● Stated problem
What follows is a set of records; restate each one word for word and drop the pictures.

● Exercise data

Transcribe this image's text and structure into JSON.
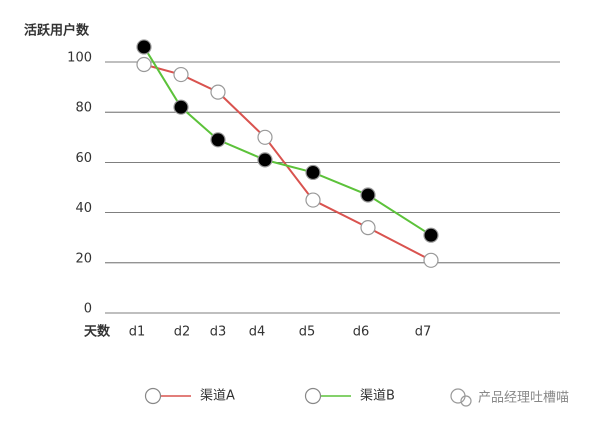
{
  "chart_data": {
    "type": "line",
    "y_title": "活跃用户数",
    "x_title": "天数",
    "categories": [
      "d1",
      "d2",
      "d3",
      "d4",
      "d5",
      "d6",
      "d7"
    ],
    "series": [
      {
        "name": "渠道A",
        "color": "#d9534f",
        "marker_fill": "#ffffff",
        "values": [
          99,
          95,
          88,
          70,
          45,
          34,
          21
        ]
      },
      {
        "name": "渠道B",
        "color": "#5cc23a",
        "marker_fill": "#000000",
        "values": [
          106,
          82,
          69,
          61,
          56,
          47,
          31
        ]
      }
    ],
    "ylim": [
      0,
      100
    ],
    "yticks": [
      0,
      20,
      40,
      60,
      80,
      100
    ],
    "grid": true,
    "watermark": "产品经理吐槽喵"
  }
}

● Response to the exercise
Transcribe this image's text and structure into JSON.
{
  "chart_data": {
    "type": "line",
    "y_title": "活跃用户数",
    "x_title": "天数",
    "categories": [
      "d1",
      "d2",
      "d3",
      "d4",
      "d5",
      "d6",
      "d7"
    ],
    "series": [
      {
        "name": "渠道A",
        "color": "#d9534f",
        "marker_fill": "#ffffff",
        "values": [
          99,
          95,
          88,
          70,
          45,
          34,
          21
        ]
      },
      {
        "name": "渠道B",
        "color": "#5cc23a",
        "marker_fill": "#000000",
        "values": [
          106,
          82,
          69,
          61,
          56,
          47,
          31
        ]
      }
    ],
    "ylim": [
      0,
      100
    ],
    "yticks": [
      0,
      20,
      40,
      60,
      80,
      100
    ],
    "grid": true,
    "watermark": "产品经理吐槽喵"
  }
}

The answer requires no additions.